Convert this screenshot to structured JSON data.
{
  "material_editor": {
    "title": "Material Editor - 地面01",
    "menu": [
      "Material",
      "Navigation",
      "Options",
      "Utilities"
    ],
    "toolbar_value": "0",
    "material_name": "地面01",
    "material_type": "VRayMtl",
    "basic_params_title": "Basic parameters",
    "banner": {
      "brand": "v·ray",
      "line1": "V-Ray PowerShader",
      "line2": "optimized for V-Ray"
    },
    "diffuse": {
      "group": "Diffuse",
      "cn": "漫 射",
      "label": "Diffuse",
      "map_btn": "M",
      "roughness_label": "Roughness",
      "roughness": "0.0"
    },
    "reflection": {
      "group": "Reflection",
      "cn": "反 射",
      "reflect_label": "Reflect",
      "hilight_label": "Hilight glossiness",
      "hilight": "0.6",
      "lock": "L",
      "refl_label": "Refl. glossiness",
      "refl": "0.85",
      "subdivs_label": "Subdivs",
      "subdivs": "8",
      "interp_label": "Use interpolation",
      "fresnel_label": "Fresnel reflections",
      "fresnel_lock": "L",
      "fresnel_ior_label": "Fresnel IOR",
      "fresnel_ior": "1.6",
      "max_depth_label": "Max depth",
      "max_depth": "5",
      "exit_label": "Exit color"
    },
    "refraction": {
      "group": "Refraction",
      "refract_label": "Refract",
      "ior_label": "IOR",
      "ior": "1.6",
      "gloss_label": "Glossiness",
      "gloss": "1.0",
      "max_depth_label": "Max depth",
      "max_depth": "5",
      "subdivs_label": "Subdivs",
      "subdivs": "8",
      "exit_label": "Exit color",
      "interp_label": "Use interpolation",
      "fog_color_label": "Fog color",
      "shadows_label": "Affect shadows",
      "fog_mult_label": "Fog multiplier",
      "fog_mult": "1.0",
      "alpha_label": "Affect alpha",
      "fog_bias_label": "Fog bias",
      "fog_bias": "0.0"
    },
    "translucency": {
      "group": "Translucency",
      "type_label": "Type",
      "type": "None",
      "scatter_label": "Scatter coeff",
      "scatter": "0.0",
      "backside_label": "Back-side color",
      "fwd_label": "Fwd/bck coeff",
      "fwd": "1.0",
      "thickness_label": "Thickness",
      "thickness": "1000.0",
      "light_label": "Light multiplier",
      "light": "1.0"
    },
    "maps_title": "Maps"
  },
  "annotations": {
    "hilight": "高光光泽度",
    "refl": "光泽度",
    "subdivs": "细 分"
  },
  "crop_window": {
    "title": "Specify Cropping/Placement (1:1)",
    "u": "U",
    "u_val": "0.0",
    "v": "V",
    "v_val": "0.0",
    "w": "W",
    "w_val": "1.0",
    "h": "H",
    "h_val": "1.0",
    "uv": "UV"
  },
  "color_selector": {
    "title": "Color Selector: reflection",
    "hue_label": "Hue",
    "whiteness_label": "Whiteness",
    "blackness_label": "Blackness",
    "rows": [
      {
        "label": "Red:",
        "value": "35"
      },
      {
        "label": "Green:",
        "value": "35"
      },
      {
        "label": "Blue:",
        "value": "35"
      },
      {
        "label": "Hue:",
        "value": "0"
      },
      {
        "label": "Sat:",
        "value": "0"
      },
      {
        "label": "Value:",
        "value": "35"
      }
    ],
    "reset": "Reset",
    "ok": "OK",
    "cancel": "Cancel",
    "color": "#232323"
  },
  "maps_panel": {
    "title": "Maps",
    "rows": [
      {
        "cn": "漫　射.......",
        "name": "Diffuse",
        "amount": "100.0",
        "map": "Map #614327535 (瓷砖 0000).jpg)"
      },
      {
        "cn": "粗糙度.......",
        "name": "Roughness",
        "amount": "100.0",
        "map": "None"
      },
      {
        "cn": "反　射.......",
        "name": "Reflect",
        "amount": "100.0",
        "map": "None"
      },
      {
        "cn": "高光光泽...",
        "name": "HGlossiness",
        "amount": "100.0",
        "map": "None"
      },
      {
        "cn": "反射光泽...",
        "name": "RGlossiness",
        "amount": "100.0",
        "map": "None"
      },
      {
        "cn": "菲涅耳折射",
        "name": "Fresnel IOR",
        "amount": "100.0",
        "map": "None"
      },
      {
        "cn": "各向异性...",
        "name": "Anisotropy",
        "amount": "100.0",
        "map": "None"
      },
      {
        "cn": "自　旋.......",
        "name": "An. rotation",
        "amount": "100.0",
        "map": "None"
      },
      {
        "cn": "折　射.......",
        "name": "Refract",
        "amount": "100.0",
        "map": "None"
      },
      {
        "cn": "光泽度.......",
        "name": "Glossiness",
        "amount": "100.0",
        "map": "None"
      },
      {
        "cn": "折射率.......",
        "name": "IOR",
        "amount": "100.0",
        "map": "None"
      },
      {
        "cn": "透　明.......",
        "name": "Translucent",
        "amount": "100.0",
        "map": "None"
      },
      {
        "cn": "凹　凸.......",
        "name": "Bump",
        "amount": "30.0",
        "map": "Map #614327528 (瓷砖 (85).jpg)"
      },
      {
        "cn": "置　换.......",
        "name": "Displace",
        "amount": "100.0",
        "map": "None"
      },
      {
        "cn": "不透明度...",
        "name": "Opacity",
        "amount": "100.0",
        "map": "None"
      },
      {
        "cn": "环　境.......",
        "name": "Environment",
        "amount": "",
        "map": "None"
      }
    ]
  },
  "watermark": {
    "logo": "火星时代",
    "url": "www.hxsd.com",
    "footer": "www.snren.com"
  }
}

════════════════════

§ PROBLEM DETAILS
Write the data from above out again, exactly.

§ RESULT FOR THIS EXERCISE
Convert this screenshot to structured JSON data.
{
  "material_editor": {
    "title": "Material Editor - 地面01",
    "menu": [
      "Material",
      "Navigation",
      "Options",
      "Utilities"
    ],
    "toolbar_value": "0",
    "material_name": "地面01",
    "material_type": "VRayMtl",
    "basic_params_title": "Basic parameters",
    "banner": {
      "brand": "v·ray",
      "line1": "V-Ray PowerShader",
      "line2": "optimized for V-Ray"
    },
    "diffuse": {
      "group": "Diffuse",
      "cn": "漫 射",
      "label": "Diffuse",
      "map_btn": "M",
      "roughness_label": "Roughness",
      "roughness": "0.0"
    },
    "reflection": {
      "group": "Reflection",
      "cn": "反 射",
      "reflect_label": "Reflect",
      "hilight_label": "Hilight glossiness",
      "hilight": "0.6",
      "lock": "L",
      "refl_label": "Refl. glossiness",
      "refl": "0.85",
      "subdivs_label": "Subdivs",
      "subdivs": "8",
      "interp_label": "Use interpolation",
      "fresnel_label": "Fresnel reflections",
      "fresnel_lock": "L",
      "fresnel_ior_label": "Fresnel IOR",
      "fresnel_ior": "1.6",
      "max_depth_label": "Max depth",
      "max_depth": "5",
      "exit_label": "Exit color"
    },
    "refraction": {
      "group": "Refraction",
      "refract_label": "Refract",
      "ior_label": "IOR",
      "ior": "1.6",
      "gloss_label": "Glossiness",
      "gloss": "1.0",
      "max_depth_label": "Max depth",
      "max_depth": "5",
      "subdivs_label": "Subdivs",
      "subdivs": "8",
      "exit_label": "Exit color",
      "interp_label": "Use interpolation",
      "fog_color_label": "Fog color",
      "shadows_label": "Affect shadows",
      "fog_mult_label": "Fog multiplier",
      "fog_mult": "1.0",
      "alpha_label": "Affect alpha",
      "fog_bias_label": "Fog bias",
      "fog_bias": "0.0"
    },
    "translucency": {
      "group": "Translucency",
      "type_label": "Type",
      "type": "None",
      "scatter_label": "Scatter coeff",
      "scatter": "0.0",
      "backside_label": "Back-side color",
      "fwd_label": "Fwd/bck coeff",
      "fwd": "1.0",
      "thickness_label": "Thickness",
      "thickness": "1000.0",
      "light_label": "Light multiplier",
      "light": "1.0"
    },
    "maps_title": "Maps"
  },
  "annotations": {
    "hilight": "高光光泽度",
    "refl": "光泽度",
    "subdivs": "细 分"
  },
  "crop_window": {
    "title": "Specify Cropping/Placement (1:1)",
    "u": "U",
    "u_val": "0.0",
    "v": "V",
    "v_val": "0.0",
    "w": "W",
    "w_val": "1.0",
    "h": "H",
    "h_val": "1.0",
    "uv": "UV"
  },
  "color_selector": {
    "title": "Color Selector: reflection",
    "hue_label": "Hue",
    "whiteness_label": "Whiteness",
    "blackness_label": "Blackness",
    "rows": [
      {
        "label": "Red:",
        "value": "35"
      },
      {
        "label": "Green:",
        "value": "35"
      },
      {
        "label": "Blue:",
        "value": "35"
      },
      {
        "label": "Hue:",
        "value": "0"
      },
      {
        "label": "Sat:",
        "value": "0"
      },
      {
        "label": "Value:",
        "value": "35"
      }
    ],
    "reset": "Reset",
    "ok": "OK",
    "cancel": "Cancel",
    "color": "#232323"
  },
  "maps_panel": {
    "title": "Maps",
    "rows": [
      {
        "cn": "漫　射.......",
        "name": "Diffuse",
        "amount": "100.0",
        "map": "Map #614327535 (瓷砖 0000).jpg)"
      },
      {
        "cn": "粗糙度.......",
        "name": "Roughness",
        "amount": "100.0",
        "map": "None"
      },
      {
        "cn": "反　射.......",
        "name": "Reflect",
        "amount": "100.0",
        "map": "None"
      },
      {
        "cn": "高光光泽...",
        "name": "HGlossiness",
        "amount": "100.0",
        "map": "None"
      },
      {
        "cn": "反射光泽...",
        "name": "RGlossiness",
        "amount": "100.0",
        "map": "None"
      },
      {
        "cn": "菲涅耳折射",
        "name": "Fresnel IOR",
        "amount": "100.0",
        "map": "None"
      },
      {
        "cn": "各向异性...",
        "name": "Anisotropy",
        "amount": "100.0",
        "map": "None"
      },
      {
        "cn": "自　旋.......",
        "name": "An. rotation",
        "amount": "100.0",
        "map": "None"
      },
      {
        "cn": "折　射.......",
        "name": "Refract",
        "amount": "100.0",
        "map": "None"
      },
      {
        "cn": "光泽度.......",
        "name": "Glossiness",
        "amount": "100.0",
        "map": "None"
      },
      {
        "cn": "折射率.......",
        "name": "IOR",
        "amount": "100.0",
        "map": "None"
      },
      {
        "cn": "透　明.......",
        "name": "Translucent",
        "amount": "100.0",
        "map": "None"
      },
      {
        "cn": "凹　凸.......",
        "name": "Bump",
        "amount": "30.0",
        "map": "Map #614327528 (瓷砖 (85).jpg)"
      },
      {
        "cn": "置　换.......",
        "name": "Displace",
        "amount": "100.0",
        "map": "None"
      },
      {
        "cn": "不透明度...",
        "name": "Opacity",
        "amount": "100.0",
        "map": "None"
      },
      {
        "cn": "环　境.......",
        "name": "Environment",
        "amount": "",
        "map": "None"
      }
    ]
  },
  "watermark": {
    "logo": "火星时代",
    "url": "www.hxsd.com",
    "footer": "www.snren.com"
  }
}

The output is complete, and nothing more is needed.